▶ **Given problem**
Copy every line of the following data that includes the string "source".

Data extracted from a collection
▬▬▬▬▬▬

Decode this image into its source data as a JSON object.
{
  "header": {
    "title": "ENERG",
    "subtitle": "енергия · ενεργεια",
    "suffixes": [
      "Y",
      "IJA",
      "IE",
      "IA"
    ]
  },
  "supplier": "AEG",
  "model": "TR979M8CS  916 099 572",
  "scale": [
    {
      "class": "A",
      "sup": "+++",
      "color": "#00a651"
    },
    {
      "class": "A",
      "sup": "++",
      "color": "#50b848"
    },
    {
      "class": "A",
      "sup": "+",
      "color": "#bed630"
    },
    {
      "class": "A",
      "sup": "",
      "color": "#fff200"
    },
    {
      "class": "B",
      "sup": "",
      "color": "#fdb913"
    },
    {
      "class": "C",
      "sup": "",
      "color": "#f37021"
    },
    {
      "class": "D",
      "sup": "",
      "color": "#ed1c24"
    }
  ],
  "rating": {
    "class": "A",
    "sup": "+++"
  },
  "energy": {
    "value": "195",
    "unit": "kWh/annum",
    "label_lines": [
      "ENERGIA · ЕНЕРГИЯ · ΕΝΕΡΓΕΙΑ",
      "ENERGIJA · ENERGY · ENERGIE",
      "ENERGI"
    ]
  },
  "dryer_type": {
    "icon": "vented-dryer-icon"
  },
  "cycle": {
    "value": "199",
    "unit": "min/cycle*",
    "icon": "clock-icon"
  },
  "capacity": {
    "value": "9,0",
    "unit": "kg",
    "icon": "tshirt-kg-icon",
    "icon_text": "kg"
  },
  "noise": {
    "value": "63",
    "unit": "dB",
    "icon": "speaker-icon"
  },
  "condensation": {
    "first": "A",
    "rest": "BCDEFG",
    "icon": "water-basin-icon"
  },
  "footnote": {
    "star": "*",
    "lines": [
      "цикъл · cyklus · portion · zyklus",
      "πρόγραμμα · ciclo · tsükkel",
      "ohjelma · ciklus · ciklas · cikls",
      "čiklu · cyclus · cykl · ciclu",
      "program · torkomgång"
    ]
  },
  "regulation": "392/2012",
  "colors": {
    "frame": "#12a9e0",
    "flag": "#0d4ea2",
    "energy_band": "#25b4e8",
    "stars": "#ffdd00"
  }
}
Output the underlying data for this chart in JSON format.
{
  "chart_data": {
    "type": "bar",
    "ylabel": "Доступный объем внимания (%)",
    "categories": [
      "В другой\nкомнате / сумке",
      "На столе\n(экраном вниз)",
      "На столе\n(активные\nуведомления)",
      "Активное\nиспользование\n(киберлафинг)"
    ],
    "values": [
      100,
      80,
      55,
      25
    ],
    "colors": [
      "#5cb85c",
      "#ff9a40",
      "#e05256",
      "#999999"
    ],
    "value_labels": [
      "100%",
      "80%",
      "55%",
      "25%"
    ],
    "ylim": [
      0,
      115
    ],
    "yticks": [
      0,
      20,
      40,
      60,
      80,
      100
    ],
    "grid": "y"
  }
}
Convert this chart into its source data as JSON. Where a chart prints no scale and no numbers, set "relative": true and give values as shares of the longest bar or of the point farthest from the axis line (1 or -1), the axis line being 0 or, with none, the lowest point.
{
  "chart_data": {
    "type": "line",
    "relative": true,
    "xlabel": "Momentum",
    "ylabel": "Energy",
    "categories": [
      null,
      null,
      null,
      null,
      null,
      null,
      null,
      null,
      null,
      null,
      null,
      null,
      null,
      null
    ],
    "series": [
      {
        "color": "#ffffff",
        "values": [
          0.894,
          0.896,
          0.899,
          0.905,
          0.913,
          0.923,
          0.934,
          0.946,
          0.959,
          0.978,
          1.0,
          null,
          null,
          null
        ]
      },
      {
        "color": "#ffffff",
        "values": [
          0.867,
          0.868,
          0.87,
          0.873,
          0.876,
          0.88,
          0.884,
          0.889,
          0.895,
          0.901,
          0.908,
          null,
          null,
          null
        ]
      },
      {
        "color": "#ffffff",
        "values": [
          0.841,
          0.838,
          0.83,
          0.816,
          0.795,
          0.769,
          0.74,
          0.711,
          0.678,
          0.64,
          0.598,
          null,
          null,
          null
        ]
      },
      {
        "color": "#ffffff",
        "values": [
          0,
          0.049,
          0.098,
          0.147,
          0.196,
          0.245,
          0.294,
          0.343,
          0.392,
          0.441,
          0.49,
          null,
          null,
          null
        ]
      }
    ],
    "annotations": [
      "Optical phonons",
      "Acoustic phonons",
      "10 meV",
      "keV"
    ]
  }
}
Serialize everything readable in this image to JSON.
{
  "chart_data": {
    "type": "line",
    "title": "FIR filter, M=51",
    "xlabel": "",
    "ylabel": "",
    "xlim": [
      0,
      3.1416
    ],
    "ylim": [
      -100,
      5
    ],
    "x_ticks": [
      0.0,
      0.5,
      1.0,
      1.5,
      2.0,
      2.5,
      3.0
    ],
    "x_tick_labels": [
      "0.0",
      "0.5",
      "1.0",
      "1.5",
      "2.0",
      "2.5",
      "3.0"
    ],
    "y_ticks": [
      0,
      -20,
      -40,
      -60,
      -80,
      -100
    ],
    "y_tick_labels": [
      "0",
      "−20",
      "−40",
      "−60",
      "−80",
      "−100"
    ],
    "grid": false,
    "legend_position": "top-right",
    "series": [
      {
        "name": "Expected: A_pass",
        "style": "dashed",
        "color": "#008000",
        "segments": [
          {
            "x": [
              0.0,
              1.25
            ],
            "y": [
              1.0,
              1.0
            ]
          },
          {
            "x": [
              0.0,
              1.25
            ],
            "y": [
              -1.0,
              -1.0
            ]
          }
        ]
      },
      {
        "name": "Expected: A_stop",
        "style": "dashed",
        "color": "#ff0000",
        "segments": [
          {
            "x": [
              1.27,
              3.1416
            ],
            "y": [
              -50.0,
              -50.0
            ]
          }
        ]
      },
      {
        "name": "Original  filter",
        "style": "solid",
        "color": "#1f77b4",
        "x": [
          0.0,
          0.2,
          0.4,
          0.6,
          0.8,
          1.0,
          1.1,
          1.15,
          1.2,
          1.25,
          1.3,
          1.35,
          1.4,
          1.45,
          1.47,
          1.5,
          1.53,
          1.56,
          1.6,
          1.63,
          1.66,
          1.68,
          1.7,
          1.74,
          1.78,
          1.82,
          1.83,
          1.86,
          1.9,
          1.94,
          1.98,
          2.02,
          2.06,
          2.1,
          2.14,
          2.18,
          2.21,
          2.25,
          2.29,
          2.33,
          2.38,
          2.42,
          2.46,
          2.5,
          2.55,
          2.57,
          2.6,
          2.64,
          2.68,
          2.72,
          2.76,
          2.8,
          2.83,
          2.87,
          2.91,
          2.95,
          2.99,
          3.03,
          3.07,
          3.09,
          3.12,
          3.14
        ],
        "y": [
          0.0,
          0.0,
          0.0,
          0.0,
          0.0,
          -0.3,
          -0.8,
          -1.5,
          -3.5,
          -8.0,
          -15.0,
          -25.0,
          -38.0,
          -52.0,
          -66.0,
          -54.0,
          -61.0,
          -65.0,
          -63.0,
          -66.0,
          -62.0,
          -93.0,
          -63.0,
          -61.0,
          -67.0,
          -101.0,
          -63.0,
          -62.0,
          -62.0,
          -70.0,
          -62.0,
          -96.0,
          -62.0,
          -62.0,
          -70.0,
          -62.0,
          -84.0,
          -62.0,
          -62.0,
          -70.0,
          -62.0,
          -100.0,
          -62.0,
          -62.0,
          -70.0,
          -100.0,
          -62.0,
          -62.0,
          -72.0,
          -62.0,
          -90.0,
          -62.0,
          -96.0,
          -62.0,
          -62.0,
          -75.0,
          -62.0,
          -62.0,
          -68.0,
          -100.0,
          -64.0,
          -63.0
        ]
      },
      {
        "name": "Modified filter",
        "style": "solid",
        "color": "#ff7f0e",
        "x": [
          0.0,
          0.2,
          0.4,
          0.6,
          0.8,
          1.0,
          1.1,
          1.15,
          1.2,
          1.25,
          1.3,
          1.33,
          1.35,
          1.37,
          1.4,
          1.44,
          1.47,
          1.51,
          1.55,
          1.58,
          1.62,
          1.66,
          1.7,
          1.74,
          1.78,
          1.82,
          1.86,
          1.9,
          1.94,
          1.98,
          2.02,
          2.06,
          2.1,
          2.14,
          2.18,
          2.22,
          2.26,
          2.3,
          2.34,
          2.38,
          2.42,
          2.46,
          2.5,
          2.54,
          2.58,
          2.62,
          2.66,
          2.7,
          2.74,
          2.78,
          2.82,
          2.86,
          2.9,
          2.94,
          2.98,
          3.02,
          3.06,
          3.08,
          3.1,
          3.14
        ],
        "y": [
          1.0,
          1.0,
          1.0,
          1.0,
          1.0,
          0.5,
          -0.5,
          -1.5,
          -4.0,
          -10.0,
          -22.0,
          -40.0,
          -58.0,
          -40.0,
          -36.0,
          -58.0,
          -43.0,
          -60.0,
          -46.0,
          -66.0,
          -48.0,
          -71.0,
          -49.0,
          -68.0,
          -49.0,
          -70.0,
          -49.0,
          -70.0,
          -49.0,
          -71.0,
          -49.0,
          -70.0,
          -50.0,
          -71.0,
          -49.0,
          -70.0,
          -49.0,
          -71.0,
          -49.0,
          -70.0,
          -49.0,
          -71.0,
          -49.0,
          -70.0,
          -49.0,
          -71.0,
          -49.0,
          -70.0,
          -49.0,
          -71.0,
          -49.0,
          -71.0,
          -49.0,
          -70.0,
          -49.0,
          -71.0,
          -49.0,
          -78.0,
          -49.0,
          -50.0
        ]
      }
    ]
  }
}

▬▬▬▬▬▬

▶ **Exercise response**
Decode this image into its source data as a JSON object.
Convert this chart into its source data as JSON. Where a chart prints no scale and no numbers, set "relative": true and give values as shares of the longest bar or of the point farthest from the axis line (1 or -1), the axis line being 0 or, with none, the lowest point.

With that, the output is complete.